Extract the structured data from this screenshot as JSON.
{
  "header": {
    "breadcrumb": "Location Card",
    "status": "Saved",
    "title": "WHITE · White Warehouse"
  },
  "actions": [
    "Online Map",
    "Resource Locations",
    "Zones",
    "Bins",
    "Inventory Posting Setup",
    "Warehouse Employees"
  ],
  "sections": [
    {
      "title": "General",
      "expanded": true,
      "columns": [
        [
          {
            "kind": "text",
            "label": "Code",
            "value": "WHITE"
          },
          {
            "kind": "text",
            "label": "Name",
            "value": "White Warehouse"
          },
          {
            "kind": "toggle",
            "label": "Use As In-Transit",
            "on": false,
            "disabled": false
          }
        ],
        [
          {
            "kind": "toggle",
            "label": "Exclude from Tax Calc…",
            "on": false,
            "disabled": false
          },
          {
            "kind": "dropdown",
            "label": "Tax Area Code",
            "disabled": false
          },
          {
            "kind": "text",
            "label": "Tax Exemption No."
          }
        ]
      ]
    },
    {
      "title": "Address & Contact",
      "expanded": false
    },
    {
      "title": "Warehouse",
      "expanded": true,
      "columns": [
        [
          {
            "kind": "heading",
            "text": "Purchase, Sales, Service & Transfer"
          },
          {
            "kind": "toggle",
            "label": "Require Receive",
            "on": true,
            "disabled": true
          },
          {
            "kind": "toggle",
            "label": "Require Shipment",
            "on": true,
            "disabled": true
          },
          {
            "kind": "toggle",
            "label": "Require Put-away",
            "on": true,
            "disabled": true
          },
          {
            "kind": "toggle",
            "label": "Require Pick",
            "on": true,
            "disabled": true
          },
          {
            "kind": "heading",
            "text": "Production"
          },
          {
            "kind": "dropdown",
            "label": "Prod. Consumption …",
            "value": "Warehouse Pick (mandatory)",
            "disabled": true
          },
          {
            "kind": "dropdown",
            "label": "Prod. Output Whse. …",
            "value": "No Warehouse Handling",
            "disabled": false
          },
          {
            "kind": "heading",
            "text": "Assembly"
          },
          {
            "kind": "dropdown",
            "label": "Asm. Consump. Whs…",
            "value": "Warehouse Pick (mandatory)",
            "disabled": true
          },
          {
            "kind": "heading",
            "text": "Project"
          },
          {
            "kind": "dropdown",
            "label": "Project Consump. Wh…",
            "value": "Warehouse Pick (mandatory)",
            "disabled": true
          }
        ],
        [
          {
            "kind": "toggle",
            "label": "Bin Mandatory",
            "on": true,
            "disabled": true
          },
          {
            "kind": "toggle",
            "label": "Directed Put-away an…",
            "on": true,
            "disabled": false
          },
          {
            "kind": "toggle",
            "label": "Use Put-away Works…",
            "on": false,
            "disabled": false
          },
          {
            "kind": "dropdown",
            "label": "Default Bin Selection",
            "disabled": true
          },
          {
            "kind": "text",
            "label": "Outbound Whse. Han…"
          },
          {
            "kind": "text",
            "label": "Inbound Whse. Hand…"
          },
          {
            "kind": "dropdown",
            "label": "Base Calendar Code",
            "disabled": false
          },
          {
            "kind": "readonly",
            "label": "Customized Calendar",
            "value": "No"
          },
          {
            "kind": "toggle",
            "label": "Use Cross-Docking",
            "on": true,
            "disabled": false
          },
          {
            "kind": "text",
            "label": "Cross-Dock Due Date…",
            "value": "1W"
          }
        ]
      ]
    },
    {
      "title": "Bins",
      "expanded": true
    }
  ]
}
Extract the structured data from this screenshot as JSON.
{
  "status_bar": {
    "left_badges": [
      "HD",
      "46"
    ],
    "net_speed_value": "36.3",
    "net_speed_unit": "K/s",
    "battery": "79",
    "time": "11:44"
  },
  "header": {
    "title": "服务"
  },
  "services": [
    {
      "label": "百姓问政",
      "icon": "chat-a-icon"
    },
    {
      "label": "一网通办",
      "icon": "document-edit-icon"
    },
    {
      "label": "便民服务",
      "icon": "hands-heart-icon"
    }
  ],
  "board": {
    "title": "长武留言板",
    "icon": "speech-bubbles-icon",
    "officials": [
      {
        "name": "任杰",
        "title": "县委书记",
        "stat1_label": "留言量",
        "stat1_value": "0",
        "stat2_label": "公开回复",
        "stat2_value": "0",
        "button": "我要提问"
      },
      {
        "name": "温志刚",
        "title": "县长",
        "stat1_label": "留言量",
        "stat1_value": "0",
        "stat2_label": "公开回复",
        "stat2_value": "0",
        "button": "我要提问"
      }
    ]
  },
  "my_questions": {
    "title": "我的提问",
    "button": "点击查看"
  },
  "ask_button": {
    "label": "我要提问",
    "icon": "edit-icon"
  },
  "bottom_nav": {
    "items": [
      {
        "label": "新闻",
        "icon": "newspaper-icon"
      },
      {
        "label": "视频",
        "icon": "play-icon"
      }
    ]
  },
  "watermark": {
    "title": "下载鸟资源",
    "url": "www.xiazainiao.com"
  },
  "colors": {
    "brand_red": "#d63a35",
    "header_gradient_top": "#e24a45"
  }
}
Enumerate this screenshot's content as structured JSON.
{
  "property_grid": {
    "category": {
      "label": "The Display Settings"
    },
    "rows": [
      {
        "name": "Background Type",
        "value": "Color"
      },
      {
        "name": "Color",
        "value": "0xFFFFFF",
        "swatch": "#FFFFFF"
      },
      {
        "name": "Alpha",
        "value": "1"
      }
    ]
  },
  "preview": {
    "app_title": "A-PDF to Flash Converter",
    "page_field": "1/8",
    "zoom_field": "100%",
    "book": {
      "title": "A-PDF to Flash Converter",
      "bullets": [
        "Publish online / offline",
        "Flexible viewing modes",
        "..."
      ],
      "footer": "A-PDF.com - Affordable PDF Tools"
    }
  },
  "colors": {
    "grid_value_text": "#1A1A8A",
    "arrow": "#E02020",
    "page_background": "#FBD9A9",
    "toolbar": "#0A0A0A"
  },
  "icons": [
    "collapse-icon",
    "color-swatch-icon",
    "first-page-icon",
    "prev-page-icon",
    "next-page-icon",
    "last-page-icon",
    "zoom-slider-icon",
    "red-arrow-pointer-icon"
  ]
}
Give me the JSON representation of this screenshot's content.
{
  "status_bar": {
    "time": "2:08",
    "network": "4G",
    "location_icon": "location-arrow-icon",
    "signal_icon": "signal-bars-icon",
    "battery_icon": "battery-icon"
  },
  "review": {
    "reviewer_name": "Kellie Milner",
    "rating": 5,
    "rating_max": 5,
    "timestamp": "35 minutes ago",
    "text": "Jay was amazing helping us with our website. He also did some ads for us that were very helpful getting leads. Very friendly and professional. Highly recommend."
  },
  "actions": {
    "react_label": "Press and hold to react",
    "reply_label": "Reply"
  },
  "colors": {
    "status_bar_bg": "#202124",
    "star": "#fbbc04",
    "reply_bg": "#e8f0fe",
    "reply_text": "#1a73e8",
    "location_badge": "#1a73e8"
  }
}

□ □ □ □ □ □ □

GOAL:
Write the data back out verbatim.

FINISHED TASK:
Extract the structured data from this screenshot as JSON.
{
  "header": {
    "breadcrumb": "Location Card",
    "status": "Saved",
    "title": "WHITE · White Warehouse"
  },
  "actions": [
    "Online Map",
    "Resource Locations",
    "Zones",
    "Bins",
    "Inventory Posting Setup",
    "Warehouse Employees"
  ],
  "sections": [
    {
      "title": "General",
      "expanded": true,
      "columns": [
        [
          {
            "kind": "text",
            "label": "Code",
            "value": "WHITE"
          },
          {
            "kind": "text",
            "label": "Name",
            "value": "White Warehouse"
          },
          {
            "kind": "toggle",
            "label": "Use As In-Transit",
            "on": false,
            "disabled": false
          }
        ],
        [
          {
            "kind": "toggle",
            "label": "Exclude from Tax Calc…",
            "on": false,
            "disabled": false
          },
          {
            "kind": "dropdown",
            "label": "Tax Area Code",
            "disabled": false
          },
          {
            "kind": "text",
            "label": "Tax Exemption No."
          }
        ]
      ]
    },
    {
      "title": "Address & Contact",
      "expanded": false
    },
    {
      "title": "Warehouse",
      "expanded": true,
      "columns": [
        [
          {
            "kind": "heading",
            "text": "Purchase, Sales, Service & Transfer"
          },
          {
            "kind": "toggle",
            "label": "Require Receive",
            "on": true,
            "disabled": true
          },
          {
            "kind": "toggle",
            "label": "Require Shipment",
            "on": true,
            "disabled": true
          },
          {
            "kind": "toggle",
            "label": "Require Put-away",
            "on": true,
            "disabled": true
          },
          {
            "kind": "toggle",
            "label": "Require Pick",
            "on": true,
            "disabled": true
          },
          {
            "kind": "heading",
            "text": "Production"
          },
          {
            "kind": "dropdown",
            "label": "Prod. Consumption …",
            "value": "Warehouse Pick (mandatory)",
            "disabled": true
          },
          {
            "kind": "dropdown",
            "label": "Prod. Output Whse. …",
            "value": "No Warehouse Handling",
            "disabled": false
          },
          {
            "kind": "heading",
            "text": "Assembly"
          },
          {
            "kind": "dropdown",
            "label": "Asm. Consump. Whs…",
            "value": "Warehouse Pick (mandatory)",
            "disabled": true
          },
          {
            "kind": "heading",
            "text": "Project"
          },
          {
            "kind": "dropdown",
            "label": "Project Consump. Wh…",
            "value": "Warehouse Pick (mandatory)",
            "disabled": true
          }
        ],
        [
          {
            "kind": "toggle",
            "label": "Bin Mandatory",
            "on": true,
            "disabled": true
          },
          {
            "kind": "toggle",
            "label": "Directed Put-away an…",
            "on": true,
            "disabled": false
          },
          {
            "kind": "toggle",
            "label": "Use Put-away Works…",
            "on": false,
            "disabled": false
          },
          {
            "kind": "dropdown",
            "label": "Default Bin Selection",
            "disabled": true
          },
          {
            "kind": "text",
            "label": "Outbound Whse. Han…"
          },
          {
            "kind": "text",
            "label": "Inbound Whse. Hand…"
          },
          {
            "kind": "dropdown",
            "label": "Base Calendar Code",
            "disabled": false
          },
          {
            "kind": "readonly",
            "label": "Customized Calendar",
            "value": "No"
          },
          {
            "kind": "toggle",
            "label": "Use Cross-Docking",
            "on": true,
            "disabled": false
          },
          {
            "kind": "text",
            "label": "Cross-Dock Due Date…",
            "value": "1W"
          }
        ]
      ]
    },
    {
      "title": "Bins",
      "expanded": true
    }
  ]
}
Extract the structured data from this screenshot as JSON.
{
  "status_bar": {
    "left_badges": [
      "HD",
      "46"
    ],
    "net_speed_value": "36.3",
    "net_speed_unit": "K/s",
    "battery": "79",
    "time": "11:44"
  },
  "header": {
    "title": "服务"
  },
  "services": [
    {
      "label": "百姓问政",
      "icon": "chat-a-icon"
    },
    {
      "label": "一网通办",
      "icon": "document-edit-icon"
    },
    {
      "label": "便民服务",
      "icon": "hands-heart-icon"
    }
  ],
  "board": {
    "title": "长武留言板",
    "icon": "speech-bubbles-icon",
    "officials": [
      {
        "name": "任杰",
        "title": "县委书记",
        "stat1_label": "留言量",
        "stat1_value": "0",
        "stat2_label": "公开回复",
        "stat2_value": "0",
        "button": "我要提问"
      },
      {
        "name": "温志刚",
        "title": "县长",
        "stat1_label": "留言量",
        "stat1_value": "0",
        "stat2_label": "公开回复",
        "stat2_value": "0",
        "button": "我要提问"
      }
    ]
  },
  "my_questions": {
    "title": "我的提问",
    "button": "点击查看"
  },
  "ask_button": {
    "label": "我要提问",
    "icon": "edit-icon"
  },
  "bottom_nav": {
    "items": [
      {
        "label": "新闻",
        "icon": "newspaper-icon"
      },
      {
        "label": "视频",
        "icon": "play-icon"
      }
    ]
  },
  "watermark": {
    "title": "下载鸟资源",
    "url": "www.xiazainiao.com"
  },
  "colors": {
    "brand_red": "#d63a35",
    "header_gradient_top": "#e24a45"
  }
}
Enumerate this screenshot's content as structured JSON.
{
  "property_grid": {
    "category": {
      "label": "The Display Settings"
    },
    "rows": [
      {
        "name": "Background Type",
        "value": "Color"
      },
      {
        "name": "Color",
        "value": "0xFFFFFF",
        "swatch": "#FFFFFF"
      },
      {
        "name": "Alpha",
        "value": "1"
      }
    ]
  },
  "preview": {
    "app_title": "A-PDF to Flash Converter",
    "page_field": "1/8",
    "zoom_field": "100%",
    "book": {
      "title": "A-PDF to Flash Converter",
      "bullets": [
        "Publish online / offline",
        "Flexible viewing modes",
        "..."
      ],
      "footer": "A-PDF.com - Affordable PDF Tools"
    }
  },
  "colors": {
    "grid_value_text": "#1A1A8A",
    "arrow": "#E02020",
    "page_background": "#FBD9A9",
    "toolbar": "#0A0A0A"
  },
  "icons": [
    "collapse-icon",
    "color-swatch-icon",
    "first-page-icon",
    "prev-page-icon",
    "next-page-icon",
    "last-page-icon",
    "zoom-slider-icon",
    "red-arrow-pointer-icon"
  ]
}
Give me the JSON representation of this screenshot's content.
{
  "status_bar": {
    "time": "2:08",
    "network": "4G",
    "location_icon": "location-arrow-icon",
    "signal_icon": "signal-bars-icon",
    "battery_icon": "battery-icon"
  },
  "review": {
    "reviewer_name": "Kellie Milner",
    "rating": 5,
    "rating_max": 5,
    "timestamp": "35 minutes ago",
    "text": "Jay was amazing helping us with our website. He also did some ads for us that were very helpful getting leads. Very friendly and professional. Highly recommend."
  },
  "actions": {
    "react_label": "Press and hold to react",
    "reply_label": "Reply"
  },
  "colors": {
    "status_bar_bg": "#202124",
    "star": "#fbbc04",
    "reply_bg": "#e8f0fe",
    "reply_text": "#1a73e8",
    "location_badge": "#1a73e8"
  }
}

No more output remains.